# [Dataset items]
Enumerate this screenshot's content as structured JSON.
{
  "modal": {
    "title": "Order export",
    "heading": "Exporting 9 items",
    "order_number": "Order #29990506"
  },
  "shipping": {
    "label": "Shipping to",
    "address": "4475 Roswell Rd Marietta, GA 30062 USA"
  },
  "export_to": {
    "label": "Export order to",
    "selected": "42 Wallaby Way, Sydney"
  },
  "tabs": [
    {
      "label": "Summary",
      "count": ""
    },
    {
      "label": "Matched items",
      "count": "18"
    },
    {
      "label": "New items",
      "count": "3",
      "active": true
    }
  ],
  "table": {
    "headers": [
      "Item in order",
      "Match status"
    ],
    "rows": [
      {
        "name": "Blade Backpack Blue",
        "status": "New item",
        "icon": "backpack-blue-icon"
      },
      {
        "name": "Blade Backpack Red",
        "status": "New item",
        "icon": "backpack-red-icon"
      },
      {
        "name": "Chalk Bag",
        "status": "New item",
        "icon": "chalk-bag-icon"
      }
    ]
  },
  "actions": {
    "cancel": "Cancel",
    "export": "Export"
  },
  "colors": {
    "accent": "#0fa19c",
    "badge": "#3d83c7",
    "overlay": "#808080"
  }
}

# [Set task]
A line counts if it holds the word "label". Work out how many lines in the listing count, and give only that number.

# [Problem solution]
5